## [Given task]
Could you put the listing below into a JSON list of strings, with each line as its own string and any blank lines left out?

────────────────────────────────────────

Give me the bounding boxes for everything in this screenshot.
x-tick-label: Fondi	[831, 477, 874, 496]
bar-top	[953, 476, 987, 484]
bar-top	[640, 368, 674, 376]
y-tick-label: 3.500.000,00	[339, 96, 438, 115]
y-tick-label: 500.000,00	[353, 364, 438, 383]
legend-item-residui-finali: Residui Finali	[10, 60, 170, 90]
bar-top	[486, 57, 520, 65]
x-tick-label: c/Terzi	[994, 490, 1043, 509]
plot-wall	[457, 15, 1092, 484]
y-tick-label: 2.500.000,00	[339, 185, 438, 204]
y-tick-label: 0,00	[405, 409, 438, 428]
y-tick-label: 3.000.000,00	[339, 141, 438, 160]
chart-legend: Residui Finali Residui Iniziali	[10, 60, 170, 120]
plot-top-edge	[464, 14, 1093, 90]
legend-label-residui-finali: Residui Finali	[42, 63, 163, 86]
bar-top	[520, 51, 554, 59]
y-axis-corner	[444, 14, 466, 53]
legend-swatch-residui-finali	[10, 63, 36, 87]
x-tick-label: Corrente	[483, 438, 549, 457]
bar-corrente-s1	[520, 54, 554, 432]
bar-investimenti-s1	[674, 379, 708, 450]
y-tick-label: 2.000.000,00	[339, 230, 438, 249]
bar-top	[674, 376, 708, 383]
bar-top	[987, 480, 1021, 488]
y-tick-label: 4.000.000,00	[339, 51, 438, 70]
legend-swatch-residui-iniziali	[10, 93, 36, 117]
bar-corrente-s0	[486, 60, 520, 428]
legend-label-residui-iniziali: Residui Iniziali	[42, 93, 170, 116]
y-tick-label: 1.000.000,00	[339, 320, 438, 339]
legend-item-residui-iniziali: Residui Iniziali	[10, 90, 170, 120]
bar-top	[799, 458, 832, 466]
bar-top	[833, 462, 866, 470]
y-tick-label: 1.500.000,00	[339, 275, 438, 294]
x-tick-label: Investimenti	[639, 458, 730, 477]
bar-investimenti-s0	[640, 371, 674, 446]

────────────────────────────────────────

## [Exercise result]
[
  "Give me the bounding boxes for everything in this screenshot.",
  "x-tick-label: Fondi\t[831, 477, 874, 496]",
  "bar-top\t[953, 476, 987, 484]",
  "bar-top\t[640, 368, 674, 376]",
  "y-tick-label: 3.500.000,00\t[339, 96, 438, 115]",
  "y-tick-label: 500.000,00\t[353, 364, 438, 383]",
  "legend-item-residui-finali: Residui Finali\t[10, 60, 170, 90]",
  "bar-top\t[486, 57, 520, 65]",
  "x-tick-label: c/Terzi\t[994, 490, 1043, 509]",
  "plot-wall\t[457, 15, 1092, 484]",
  "y-tick-label: 2.500.000,00\t[339, 185, 438, 204]",
  "y-tick-label: 0,00\t[405, 409, 438, 428]",
  "y-tick-label: 3.000.000,00\t[339, 141, 438, 160]",
  "chart-legend: Residui Finali Residui Iniziali\t[10, 60, 170, 120]",
  "plot-top-edge\t[464, 14, 1093, 90]",
  "legend-label-residui-finali: Residui Finali\t[42, 63, 163, 86]",
  "bar-top\t[520, 51, 554, 59]",
  "y-axis-corner\t[444, 14, 466, 53]",
  "legend-swatch-residui-finali\t[10, 63, 36, 87]",
  "x-tick-label: Corrente\t[483, 438, 549, 457]",
  "bar-corrente-s1\t[520, 54, 554, 432]",
  "bar-investimenti-s1\t[674, 379, 708, 450]",
  "y-tick-label: 2.000.000,00\t[339, 230, 438, 249]",
  "bar-top\t[674, 376, 708, 383]",
  "bar-top\t[987, 480, 1021, 488]",
  "y-tick-label: 4.000.000,00\t[339, 51, 438, 70]",
  "legend-swatch-residui-iniziali\t[10, 93, 36, 117]",
  "bar-corrente-s0\t[486, 60, 520, 428]",
  "legend-label-residui-iniziali: Residui Iniziali\t[42, 93, 170, 116]",
  "y-tick-label: 1.000.000,00\t[339, 320, 438, 339]",
  "legend-item-residui-iniziali: Residui Iniziali\t[10, 90, 170, 120]",
  "bar-top\t[799, 458, 832, 466]",
  "bar-top\t[833, 462, 866, 470]",
  "y-tick-label: 1.500.000,00\t[339, 275, 438, 294]",
  "x-tick-label: Investimenti\t[639, 458, 730, 477]",
  "bar-investimenti-s0\t[640, 371, 674, 446]"
]